═════ Supplied data ═════

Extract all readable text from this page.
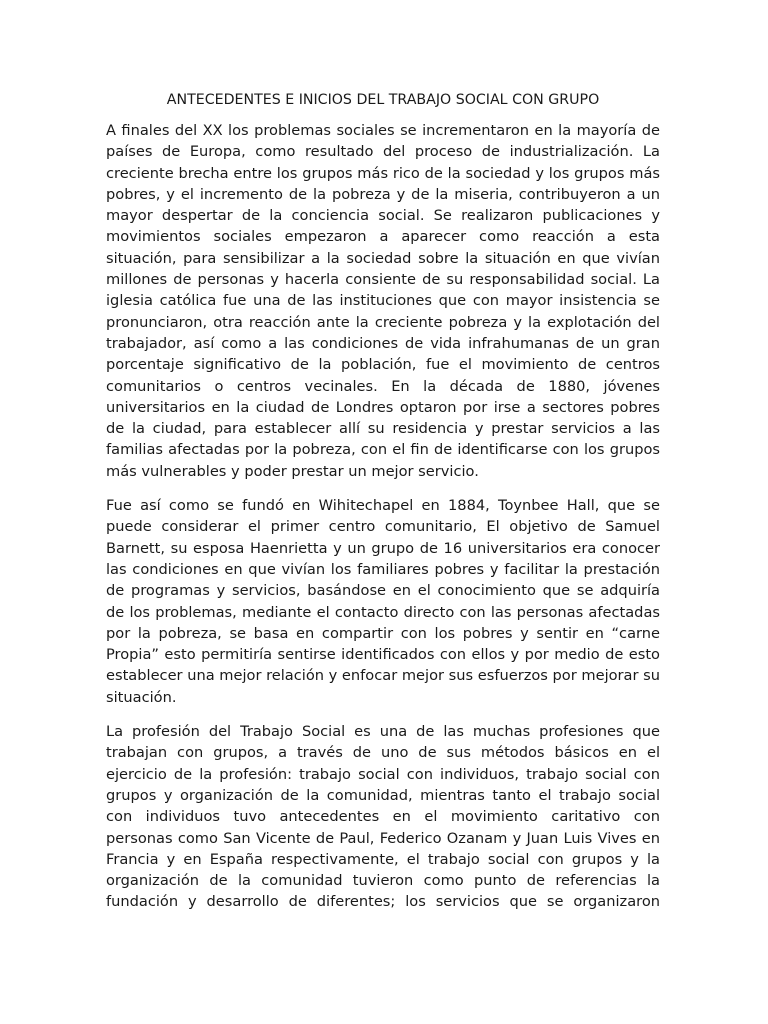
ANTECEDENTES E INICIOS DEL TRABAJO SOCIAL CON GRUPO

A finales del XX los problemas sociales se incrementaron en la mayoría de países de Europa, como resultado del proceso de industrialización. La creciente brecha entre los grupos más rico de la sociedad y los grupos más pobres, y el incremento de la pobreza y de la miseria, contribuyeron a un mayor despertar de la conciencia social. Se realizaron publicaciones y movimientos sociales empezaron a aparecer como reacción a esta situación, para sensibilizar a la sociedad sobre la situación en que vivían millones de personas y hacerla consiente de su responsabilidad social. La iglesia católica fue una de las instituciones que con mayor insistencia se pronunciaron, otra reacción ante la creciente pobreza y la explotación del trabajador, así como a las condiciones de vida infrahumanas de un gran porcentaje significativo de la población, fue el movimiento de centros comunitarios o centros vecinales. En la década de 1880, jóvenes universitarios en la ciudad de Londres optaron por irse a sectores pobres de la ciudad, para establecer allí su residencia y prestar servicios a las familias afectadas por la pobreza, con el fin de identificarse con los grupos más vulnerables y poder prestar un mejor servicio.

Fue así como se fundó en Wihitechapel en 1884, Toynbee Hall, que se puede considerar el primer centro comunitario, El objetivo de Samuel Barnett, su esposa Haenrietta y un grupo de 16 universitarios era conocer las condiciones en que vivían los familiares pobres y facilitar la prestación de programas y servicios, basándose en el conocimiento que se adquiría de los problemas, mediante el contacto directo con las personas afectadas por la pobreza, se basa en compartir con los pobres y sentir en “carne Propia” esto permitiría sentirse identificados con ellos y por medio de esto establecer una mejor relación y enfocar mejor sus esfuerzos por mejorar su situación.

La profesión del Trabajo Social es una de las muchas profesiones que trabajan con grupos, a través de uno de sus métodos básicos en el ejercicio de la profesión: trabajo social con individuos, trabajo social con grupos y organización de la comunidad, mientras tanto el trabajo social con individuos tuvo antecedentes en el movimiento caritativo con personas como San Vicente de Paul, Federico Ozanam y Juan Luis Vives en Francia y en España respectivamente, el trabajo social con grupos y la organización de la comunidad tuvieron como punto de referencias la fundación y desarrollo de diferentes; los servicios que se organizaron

═════

→ **To do**
Copy the material shown above in full and exactly. Skip the pictures.

→ **Task answer**
Extract all readable text from this page.
ANTECEDENTES E INICIOS DEL TRABAJO SOCIAL CON GRUPO

A finales del XX los problemas sociales se incrementaron en la mayoría de países de Europa, como resultado del proceso de industrialización. La creciente brecha entre los grupos más rico de la sociedad y los grupos más pobres, y el incremento de la pobreza y de la miseria, contribuyeron a un mayor despertar de la conciencia social. Se realizaron publicaciones y movimientos sociales empezaron a aparecer como reacción a esta situación, para sensibilizar a la sociedad sobre la situación en que vivían millones de personas y hacerla consiente de su responsabilidad social. La iglesia católica fue una de las instituciones que con mayor insistencia se pronunciaron, otra reacción ante la creciente pobreza y la explotación del trabajador, así como a las condiciones de vida infrahumanas de un gran porcentaje significativo de la población, fue el movimiento de centros comunitarios o centros vecinales. En la década de 1880, jóvenes universitarios en la ciudad de Londres optaron por irse a sectores pobres de la ciudad, para establecer allí su residencia y prestar servicios a las familias afectadas por la pobreza, con el fin de identificarse con los grupos más vulnerables y poder prestar un mejor servicio.

Fue así como se fundó en Wihitechapel en 1884, Toynbee Hall, que se puede considerar el primer centro comunitario, El objetivo de Samuel Barnett, su esposa Haenrietta y un grupo de 16 universitarios era conocer las condiciones en que vivían los familiares pobres y facilitar la prestación de programas y servicios, basándose en el conocimiento que se adquiría de los problemas, mediante el contacto directo con las personas afectadas por la pobreza, se basa en compartir con los pobres y sentir en “carne Propia” esto permitiría sentirse identificados con ellos y por medio de esto establecer una mejor relación y enfocar mejor sus esfuerzos por mejorar su situación.

La profesión del Trabajo Social es una de las muchas profesiones que trabajan con grupos, a través de uno de sus métodos básicos en el ejercicio de la profesión: trabajo social con individuos, trabajo social con grupos y organización de la comunidad, mientras tanto el trabajo social con individuos tuvo antecedentes en el movimiento caritativo con personas como San Vicente de Paul, Federico Ozanam y Juan Luis Vives en Francia y en España respectivamente, el trabajo social con grupos y la organización de la comunidad tuvieron como punto de referencias la fundación y desarrollo de diferentes; los servicios que se organizaron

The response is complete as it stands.